→ **What you need to do**
Isolate every line in the records below with "succeeix" in it.

→ **The data**

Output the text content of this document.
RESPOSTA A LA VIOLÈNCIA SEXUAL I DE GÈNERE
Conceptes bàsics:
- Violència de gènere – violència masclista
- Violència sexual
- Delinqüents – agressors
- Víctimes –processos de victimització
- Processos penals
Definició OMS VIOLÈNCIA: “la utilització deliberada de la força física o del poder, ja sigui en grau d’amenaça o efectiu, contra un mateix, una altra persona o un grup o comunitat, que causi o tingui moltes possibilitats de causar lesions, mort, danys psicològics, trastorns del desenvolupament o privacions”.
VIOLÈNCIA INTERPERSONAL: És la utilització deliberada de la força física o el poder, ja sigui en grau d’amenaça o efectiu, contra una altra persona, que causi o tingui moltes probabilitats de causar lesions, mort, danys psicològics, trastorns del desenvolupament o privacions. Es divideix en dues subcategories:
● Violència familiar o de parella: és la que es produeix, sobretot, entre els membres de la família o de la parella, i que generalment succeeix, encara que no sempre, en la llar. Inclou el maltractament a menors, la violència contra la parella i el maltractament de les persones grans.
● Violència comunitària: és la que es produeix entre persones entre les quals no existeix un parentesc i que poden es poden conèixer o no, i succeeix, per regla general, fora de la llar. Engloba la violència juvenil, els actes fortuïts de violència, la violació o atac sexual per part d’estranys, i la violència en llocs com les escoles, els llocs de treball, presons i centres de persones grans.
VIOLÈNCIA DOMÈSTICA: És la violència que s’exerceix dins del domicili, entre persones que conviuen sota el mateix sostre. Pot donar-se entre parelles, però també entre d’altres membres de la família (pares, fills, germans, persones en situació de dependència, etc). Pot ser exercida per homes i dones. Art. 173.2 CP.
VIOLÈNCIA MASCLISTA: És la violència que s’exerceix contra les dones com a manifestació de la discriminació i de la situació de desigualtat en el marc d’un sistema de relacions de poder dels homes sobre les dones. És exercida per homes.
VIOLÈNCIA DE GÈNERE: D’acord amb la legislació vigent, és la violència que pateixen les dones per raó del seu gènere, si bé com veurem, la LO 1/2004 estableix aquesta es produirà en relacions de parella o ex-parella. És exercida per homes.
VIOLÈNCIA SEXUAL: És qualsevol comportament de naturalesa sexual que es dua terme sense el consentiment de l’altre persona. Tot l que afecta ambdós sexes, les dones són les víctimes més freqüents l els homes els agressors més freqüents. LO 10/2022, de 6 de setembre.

→ **Solution to this task**
● Violència familiar o de parella: és la que es produeix, sobretot, entre els membres de la família o de la parella, i que generalment succeeix, encara que no sempre, en la llar. Inclou el maltractament a menors, la violència contra la parella i el maltractament de les persones grans.
● Violència comunitària: és la que es produeix entre persones entre les quals no existeix un parentesc i que poden es poden conèixer o no, i succeeix, per regla general, fora de la llar. Engloba la violència juvenil, els actes fortuïts de violència, la violació o atac sexual per part d’estranys, i la violència en llocs com les escoles, els llocs de treball, presons i centres de persones grans.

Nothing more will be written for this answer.